### WHAT THE TASK REQUIRES
Copy out each line below that has the word "Median" in it.

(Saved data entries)
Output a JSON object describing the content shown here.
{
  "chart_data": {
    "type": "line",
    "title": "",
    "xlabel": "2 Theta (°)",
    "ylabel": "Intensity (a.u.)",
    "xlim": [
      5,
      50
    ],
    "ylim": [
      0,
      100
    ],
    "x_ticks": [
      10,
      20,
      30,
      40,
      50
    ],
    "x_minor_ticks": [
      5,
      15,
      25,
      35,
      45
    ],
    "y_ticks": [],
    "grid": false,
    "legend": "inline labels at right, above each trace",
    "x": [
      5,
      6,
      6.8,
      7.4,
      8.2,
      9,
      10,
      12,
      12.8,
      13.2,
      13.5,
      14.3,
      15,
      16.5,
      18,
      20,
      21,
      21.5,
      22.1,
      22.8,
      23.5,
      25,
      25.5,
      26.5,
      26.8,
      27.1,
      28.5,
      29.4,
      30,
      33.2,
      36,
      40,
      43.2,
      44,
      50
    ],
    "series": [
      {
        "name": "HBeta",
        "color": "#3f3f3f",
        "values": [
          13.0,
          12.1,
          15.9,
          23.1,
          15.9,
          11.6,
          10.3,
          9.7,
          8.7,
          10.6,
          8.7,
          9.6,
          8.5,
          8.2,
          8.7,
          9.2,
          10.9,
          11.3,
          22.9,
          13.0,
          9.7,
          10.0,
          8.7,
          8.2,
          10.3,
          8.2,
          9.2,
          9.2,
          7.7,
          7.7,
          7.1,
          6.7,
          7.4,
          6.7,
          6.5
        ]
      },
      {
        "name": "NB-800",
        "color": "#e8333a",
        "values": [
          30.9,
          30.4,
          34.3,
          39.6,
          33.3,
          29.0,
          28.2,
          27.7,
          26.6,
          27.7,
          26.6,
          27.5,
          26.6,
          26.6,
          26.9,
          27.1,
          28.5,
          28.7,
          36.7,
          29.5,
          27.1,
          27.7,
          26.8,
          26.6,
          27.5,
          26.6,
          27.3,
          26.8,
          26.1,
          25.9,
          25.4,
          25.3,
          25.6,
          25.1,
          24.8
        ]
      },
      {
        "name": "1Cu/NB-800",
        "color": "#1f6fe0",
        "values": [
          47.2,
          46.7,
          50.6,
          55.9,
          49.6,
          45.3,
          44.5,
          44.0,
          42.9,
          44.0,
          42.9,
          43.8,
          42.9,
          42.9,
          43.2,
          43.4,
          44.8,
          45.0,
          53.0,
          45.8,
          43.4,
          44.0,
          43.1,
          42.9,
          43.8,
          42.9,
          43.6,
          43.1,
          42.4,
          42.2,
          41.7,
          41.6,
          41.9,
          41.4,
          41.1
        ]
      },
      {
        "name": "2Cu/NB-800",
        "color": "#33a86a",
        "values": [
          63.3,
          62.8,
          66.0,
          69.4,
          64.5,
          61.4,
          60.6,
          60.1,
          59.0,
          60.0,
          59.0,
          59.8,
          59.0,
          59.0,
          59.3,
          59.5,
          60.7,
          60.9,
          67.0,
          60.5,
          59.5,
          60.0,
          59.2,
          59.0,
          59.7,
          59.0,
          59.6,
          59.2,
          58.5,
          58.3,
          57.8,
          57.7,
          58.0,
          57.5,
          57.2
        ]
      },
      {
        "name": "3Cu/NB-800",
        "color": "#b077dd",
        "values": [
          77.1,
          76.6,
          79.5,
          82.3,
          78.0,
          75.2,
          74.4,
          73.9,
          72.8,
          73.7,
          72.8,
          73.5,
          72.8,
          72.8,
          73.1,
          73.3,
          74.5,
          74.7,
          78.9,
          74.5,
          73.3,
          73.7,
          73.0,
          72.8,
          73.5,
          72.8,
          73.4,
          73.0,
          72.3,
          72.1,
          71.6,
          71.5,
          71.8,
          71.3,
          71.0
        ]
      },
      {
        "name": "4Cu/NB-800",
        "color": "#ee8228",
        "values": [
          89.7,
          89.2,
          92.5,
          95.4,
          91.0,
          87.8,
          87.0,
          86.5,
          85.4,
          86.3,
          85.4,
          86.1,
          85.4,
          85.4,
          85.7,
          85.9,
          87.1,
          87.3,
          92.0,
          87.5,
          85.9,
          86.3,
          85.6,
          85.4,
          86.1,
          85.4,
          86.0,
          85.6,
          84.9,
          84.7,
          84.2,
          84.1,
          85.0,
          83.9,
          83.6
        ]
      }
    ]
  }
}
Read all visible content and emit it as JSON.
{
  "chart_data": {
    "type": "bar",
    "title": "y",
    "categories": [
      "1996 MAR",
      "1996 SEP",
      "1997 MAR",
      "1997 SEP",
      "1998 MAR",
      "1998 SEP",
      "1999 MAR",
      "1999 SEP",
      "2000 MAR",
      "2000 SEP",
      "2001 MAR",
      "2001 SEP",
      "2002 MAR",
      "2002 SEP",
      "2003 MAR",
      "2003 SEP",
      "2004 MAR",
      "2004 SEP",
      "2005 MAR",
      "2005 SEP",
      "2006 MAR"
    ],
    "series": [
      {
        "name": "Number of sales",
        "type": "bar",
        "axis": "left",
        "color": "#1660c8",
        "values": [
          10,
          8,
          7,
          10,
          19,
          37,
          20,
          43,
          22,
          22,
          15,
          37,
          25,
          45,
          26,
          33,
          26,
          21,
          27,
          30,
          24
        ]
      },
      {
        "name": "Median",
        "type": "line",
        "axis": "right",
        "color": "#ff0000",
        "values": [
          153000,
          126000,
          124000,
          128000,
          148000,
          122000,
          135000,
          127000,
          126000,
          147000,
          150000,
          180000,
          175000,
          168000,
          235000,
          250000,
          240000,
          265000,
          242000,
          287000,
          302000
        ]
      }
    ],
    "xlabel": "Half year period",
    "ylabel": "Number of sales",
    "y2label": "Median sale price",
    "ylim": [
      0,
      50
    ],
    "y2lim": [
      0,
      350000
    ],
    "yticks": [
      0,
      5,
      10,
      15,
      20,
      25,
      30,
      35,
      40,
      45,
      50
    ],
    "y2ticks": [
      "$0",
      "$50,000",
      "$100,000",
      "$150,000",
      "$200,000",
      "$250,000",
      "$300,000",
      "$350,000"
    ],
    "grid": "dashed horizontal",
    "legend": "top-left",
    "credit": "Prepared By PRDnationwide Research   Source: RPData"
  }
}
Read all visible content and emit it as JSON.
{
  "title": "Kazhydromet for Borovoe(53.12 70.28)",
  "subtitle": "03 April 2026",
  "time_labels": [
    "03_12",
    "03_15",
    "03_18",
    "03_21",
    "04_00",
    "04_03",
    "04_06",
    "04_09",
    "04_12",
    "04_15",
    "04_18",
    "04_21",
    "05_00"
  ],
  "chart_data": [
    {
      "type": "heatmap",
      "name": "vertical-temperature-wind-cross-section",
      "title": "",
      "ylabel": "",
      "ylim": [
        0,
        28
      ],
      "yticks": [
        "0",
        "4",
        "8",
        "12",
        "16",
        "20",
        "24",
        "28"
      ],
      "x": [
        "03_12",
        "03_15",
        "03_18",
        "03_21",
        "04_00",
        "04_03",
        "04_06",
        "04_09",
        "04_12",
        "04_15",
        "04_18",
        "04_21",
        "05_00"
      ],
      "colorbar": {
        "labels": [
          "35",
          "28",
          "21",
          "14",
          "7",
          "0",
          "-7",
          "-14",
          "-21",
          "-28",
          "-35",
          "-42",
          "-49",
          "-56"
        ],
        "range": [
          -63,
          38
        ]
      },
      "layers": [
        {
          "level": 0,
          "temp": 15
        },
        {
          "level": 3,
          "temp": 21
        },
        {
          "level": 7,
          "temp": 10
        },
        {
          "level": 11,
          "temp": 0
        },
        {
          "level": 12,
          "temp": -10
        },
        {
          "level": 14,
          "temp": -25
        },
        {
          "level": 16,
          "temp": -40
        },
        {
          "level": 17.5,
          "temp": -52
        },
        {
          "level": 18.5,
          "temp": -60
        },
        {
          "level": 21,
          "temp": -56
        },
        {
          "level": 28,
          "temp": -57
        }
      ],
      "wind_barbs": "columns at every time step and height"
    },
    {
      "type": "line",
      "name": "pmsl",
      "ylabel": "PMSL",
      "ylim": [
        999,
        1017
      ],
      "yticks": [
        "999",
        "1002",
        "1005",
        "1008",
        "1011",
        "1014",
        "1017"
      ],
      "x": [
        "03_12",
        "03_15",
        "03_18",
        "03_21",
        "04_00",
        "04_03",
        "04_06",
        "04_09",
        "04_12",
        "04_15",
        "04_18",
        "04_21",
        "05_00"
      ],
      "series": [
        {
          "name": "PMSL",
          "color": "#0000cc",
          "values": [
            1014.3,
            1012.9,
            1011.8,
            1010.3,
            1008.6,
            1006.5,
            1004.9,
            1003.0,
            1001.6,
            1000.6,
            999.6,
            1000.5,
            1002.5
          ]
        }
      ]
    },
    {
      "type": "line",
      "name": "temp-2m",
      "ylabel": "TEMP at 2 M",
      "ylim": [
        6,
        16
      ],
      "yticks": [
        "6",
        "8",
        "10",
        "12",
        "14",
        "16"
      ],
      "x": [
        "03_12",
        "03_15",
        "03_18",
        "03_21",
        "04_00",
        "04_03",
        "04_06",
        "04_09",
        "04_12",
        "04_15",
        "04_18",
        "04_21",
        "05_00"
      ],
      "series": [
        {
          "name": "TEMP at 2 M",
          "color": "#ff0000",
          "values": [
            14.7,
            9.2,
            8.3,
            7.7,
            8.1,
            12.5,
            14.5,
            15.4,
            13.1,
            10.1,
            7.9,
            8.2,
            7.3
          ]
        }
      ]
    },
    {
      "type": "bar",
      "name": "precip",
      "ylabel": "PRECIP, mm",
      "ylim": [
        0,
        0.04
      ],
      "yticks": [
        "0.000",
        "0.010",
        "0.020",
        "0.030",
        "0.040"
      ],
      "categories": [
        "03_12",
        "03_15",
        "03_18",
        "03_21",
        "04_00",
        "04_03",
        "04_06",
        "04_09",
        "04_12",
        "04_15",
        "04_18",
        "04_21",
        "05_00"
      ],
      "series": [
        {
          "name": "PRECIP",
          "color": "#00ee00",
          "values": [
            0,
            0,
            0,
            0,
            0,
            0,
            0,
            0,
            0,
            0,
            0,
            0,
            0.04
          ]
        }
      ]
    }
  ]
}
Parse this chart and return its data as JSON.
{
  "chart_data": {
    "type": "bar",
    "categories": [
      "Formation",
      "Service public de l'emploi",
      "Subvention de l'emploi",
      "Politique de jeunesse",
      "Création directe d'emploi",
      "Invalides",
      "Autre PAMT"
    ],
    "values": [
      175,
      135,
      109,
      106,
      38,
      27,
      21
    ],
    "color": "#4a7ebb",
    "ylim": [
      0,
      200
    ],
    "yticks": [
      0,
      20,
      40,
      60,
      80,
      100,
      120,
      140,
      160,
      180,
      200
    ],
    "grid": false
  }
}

### OUTPUT FOR THIS TASK
        "name": "Median",
    "y2label": "Median sale price",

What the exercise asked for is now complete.